• TASK DESCRIPTION
Where a line holds the string "name", return that line.
··· RAW DATA
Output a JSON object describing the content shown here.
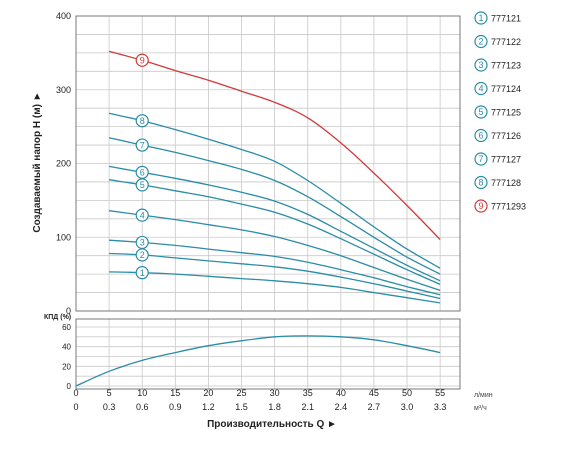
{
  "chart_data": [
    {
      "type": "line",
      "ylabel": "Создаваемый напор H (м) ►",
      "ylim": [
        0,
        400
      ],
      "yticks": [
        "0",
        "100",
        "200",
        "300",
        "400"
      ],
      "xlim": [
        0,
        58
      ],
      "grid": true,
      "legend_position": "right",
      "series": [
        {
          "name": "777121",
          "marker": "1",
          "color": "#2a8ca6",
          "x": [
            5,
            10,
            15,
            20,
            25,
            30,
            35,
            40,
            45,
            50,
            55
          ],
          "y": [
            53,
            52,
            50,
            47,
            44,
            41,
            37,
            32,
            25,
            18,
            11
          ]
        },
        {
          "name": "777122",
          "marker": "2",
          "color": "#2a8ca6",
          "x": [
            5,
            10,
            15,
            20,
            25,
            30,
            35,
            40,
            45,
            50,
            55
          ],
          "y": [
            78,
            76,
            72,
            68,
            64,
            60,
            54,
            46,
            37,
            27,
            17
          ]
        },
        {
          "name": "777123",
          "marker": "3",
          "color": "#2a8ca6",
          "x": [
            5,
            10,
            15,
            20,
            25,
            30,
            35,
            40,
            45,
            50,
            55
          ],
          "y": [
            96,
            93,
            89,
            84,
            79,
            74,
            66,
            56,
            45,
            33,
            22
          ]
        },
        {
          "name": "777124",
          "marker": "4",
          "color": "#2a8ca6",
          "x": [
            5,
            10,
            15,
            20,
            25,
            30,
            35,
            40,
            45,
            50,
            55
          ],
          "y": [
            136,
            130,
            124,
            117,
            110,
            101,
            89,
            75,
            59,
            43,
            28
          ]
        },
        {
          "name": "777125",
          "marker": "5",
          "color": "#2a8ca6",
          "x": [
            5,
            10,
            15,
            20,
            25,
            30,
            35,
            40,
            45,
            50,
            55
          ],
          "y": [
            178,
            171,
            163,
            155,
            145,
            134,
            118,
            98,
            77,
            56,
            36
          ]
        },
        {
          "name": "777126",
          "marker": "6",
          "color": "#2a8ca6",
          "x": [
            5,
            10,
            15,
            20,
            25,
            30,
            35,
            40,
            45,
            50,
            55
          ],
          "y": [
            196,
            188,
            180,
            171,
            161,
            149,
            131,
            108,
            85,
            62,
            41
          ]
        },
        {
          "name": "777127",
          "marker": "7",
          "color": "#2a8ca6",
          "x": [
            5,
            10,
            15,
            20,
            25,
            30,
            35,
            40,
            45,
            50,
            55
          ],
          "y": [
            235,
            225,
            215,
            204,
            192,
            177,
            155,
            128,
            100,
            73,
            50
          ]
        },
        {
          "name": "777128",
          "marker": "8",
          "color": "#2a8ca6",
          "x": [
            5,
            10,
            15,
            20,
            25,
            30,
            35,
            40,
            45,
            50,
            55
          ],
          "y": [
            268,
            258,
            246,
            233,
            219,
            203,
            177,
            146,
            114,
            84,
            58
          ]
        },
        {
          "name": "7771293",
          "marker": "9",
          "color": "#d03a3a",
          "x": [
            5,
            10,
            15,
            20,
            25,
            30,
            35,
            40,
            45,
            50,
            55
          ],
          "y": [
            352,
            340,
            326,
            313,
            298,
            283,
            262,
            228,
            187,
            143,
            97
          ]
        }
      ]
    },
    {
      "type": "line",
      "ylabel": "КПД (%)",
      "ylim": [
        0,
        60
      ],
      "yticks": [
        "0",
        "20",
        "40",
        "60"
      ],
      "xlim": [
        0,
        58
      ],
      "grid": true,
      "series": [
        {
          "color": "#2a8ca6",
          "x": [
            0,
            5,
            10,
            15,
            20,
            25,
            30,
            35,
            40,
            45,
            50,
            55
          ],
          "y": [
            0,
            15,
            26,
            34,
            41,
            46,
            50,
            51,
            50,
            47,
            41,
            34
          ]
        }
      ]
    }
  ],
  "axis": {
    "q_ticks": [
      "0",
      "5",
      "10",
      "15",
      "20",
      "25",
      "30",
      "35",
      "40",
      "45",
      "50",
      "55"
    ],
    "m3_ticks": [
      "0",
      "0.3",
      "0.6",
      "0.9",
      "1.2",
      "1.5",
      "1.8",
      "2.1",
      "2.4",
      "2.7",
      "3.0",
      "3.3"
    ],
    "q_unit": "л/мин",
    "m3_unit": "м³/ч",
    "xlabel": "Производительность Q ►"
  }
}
······
··· RAW DATA
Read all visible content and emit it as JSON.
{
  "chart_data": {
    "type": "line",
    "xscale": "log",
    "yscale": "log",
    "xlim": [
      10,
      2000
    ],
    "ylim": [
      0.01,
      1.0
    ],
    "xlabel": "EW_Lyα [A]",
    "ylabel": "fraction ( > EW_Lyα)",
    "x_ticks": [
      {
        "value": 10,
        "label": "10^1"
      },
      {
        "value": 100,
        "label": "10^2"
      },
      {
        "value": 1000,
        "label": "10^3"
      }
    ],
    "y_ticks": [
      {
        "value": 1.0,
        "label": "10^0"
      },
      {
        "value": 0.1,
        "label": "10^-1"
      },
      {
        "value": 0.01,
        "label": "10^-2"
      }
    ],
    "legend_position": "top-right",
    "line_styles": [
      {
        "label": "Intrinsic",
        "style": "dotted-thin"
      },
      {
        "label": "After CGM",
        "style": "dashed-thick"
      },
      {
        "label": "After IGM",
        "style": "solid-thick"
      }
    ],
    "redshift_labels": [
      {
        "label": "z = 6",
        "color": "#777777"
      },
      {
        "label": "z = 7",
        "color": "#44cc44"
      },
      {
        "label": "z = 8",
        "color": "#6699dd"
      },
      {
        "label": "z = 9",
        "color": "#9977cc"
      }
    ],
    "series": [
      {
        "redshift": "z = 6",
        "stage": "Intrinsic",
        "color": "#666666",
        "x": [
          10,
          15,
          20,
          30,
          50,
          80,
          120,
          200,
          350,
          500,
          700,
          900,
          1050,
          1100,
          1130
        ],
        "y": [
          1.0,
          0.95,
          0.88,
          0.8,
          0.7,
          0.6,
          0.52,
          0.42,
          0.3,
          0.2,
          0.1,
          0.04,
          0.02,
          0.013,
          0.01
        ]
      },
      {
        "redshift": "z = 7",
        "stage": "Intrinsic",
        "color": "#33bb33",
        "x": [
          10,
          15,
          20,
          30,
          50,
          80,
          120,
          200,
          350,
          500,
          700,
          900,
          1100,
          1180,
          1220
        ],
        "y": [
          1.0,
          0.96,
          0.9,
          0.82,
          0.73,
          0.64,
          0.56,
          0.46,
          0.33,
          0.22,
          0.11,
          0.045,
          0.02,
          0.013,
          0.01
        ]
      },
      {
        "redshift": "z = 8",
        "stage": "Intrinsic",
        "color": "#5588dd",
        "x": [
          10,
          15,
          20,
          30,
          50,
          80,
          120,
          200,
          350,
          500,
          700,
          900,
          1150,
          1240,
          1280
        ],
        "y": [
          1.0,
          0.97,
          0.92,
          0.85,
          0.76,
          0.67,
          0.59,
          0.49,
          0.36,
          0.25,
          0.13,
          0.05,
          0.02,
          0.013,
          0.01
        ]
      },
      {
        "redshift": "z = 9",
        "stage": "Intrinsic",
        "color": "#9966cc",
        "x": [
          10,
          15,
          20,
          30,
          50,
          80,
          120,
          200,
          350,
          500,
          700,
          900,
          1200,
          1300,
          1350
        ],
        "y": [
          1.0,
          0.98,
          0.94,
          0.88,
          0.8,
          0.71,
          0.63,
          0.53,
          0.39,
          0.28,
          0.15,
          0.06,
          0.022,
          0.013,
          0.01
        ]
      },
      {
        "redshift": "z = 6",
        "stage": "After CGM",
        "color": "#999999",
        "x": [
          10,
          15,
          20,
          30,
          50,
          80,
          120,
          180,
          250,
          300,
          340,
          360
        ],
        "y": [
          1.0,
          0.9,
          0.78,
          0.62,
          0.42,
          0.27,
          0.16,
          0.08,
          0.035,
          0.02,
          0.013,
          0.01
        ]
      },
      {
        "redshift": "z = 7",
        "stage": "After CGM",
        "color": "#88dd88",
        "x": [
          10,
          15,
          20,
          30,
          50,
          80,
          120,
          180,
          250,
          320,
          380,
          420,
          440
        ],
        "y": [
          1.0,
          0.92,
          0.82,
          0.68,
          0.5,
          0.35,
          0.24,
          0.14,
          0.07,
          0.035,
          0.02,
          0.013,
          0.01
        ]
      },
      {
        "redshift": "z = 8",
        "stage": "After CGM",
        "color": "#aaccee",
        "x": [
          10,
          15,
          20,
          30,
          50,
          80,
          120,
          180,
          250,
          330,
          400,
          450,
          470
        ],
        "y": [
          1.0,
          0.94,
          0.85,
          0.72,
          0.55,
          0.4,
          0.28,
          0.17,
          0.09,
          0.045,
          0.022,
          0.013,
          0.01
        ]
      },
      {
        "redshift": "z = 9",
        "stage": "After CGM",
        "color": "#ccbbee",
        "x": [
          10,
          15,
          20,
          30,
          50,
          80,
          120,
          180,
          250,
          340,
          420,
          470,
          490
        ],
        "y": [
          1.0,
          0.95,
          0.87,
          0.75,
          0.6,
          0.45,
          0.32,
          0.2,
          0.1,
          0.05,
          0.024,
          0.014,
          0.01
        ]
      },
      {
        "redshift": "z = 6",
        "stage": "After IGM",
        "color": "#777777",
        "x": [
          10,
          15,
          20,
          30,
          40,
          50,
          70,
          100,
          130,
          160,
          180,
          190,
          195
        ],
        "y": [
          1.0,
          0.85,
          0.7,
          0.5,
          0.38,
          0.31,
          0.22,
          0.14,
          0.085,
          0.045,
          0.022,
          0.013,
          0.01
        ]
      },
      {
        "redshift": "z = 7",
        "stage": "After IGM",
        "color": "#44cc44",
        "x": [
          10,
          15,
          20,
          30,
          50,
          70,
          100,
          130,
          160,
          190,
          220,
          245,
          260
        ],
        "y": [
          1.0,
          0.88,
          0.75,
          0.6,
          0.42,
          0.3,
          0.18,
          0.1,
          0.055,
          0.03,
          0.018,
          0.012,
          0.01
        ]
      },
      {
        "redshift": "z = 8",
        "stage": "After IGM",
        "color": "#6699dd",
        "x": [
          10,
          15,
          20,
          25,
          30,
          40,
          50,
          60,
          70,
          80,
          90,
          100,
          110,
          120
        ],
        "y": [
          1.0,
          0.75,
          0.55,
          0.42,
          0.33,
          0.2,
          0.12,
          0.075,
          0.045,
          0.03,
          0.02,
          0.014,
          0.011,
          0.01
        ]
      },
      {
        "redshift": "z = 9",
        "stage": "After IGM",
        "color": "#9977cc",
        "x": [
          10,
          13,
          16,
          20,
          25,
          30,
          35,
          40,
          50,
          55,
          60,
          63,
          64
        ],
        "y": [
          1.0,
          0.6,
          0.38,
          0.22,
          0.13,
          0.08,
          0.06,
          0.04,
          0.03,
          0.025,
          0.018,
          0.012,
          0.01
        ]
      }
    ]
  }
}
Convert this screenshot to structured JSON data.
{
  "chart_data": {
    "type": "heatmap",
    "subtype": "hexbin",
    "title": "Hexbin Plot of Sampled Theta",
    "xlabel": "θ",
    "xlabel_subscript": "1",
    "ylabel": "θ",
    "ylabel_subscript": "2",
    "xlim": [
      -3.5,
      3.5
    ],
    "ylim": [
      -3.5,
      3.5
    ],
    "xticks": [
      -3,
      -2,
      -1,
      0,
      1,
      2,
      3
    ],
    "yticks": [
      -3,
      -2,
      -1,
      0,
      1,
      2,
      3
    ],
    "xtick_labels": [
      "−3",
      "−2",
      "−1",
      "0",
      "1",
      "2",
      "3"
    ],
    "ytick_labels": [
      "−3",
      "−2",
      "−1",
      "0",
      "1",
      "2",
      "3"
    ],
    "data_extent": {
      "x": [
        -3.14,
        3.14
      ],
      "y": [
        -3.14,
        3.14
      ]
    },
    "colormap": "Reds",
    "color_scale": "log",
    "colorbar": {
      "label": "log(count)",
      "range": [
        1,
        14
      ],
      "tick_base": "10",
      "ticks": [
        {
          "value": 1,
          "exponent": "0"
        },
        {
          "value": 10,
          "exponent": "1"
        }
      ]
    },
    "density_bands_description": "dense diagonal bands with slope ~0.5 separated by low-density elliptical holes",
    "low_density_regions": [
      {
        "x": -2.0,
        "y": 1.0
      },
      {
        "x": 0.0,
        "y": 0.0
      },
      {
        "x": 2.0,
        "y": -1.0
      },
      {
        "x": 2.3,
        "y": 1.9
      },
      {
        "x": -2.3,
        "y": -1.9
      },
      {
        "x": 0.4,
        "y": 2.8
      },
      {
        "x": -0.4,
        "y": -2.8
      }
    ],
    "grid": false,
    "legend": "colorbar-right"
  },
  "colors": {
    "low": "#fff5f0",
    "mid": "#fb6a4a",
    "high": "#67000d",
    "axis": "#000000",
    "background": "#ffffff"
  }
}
······
• EXERCISE RESPONSE
          "name": "777121",
          "name": "777122",
          "name": "777123",
          "name": "777124",
          "name": "777125",
          "name": "777126",
          "name": "777127",
          "name": "777128",
          "name": "7771293",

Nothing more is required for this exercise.